■ DIRECTIVE
Write out each line that follows exactly as it stands, without the pictures.

■ DATASET CONTENT
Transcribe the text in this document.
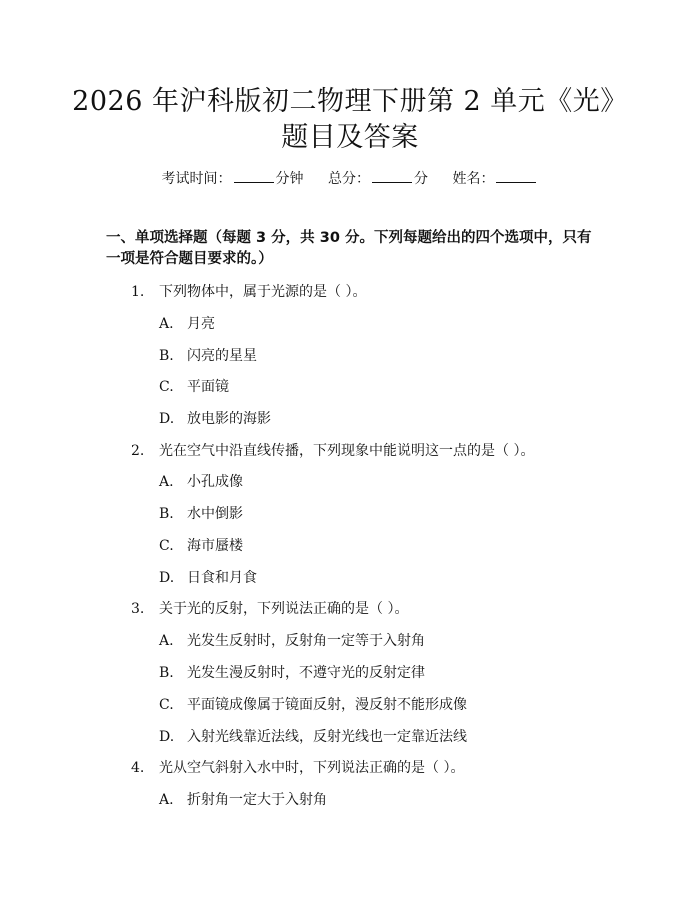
2026 年沪科版初二物理下册第 2 单元《光》
题目及答案
考试时间：	分钟 总分：	分 姓名：
一、单项选择题（每题 3 分，共 30 分。下列每题给出的四个选项中，只有一项是符合题目要求的。）
1. 下列物体中，属于光源的是（ ）。
A. 月亮
B. 闪亮的星星
C. 平面镜
D. 放电影的海影
2. 光在空气中沿直线传播，下列现象中能说明这一点的是（ ）。
A. 小孔成像
B. 水中倒影
C. 海市蜃楼
D. 日食和月食
3. 关于光的反射，下列说法正确的是（ ）。
A. 光发生反射时，反射角一定等于入射角
B. 光发生漫反射时，不遵守光的反射定律
C. 平面镜成像属于镜面反射，漫反射不能形成像
D. 入射光线靠近法线，反射光线也一定靠近法线
4. 光从空气斜射入水中时，下列说法正确的是（ ）。
A. 折射角一定大于入射角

■ RESPONSE BELOW
Transcribe the text in this document.
2026 年沪科版初二物理下册第 2 单元《光》
题目及答案
考试时间：	分钟 总分：	分 姓名：
一、单项选择题（每题 3 分，共 30 分。下列每题给出的四个选项中，只有一项是符合题目要求的。）
1. 下列物体中，属于光源的是（ ）。
A. 月亮
B. 闪亮的星星
C. 平面镜
D. 放电影的海影
2. 光在空气中沿直线传播，下列现象中能说明这一点的是（ ）。
A. 小孔成像
B. 水中倒影
C. 海市蜃楼
D. 日食和月食
3. 关于光的反射，下列说法正确的是（ ）。
A. 光发生反射时，反射角一定等于入射角
B. 光发生漫反射时，不遵守光的反射定律
C. 平面镜成像属于镜面反射，漫反射不能形成像
D. 入射光线靠近法线，反射光线也一定靠近法线
4. 光从空气斜射入水中时，下列说法正确的是（ ）。
A. 折射角一定大于入射角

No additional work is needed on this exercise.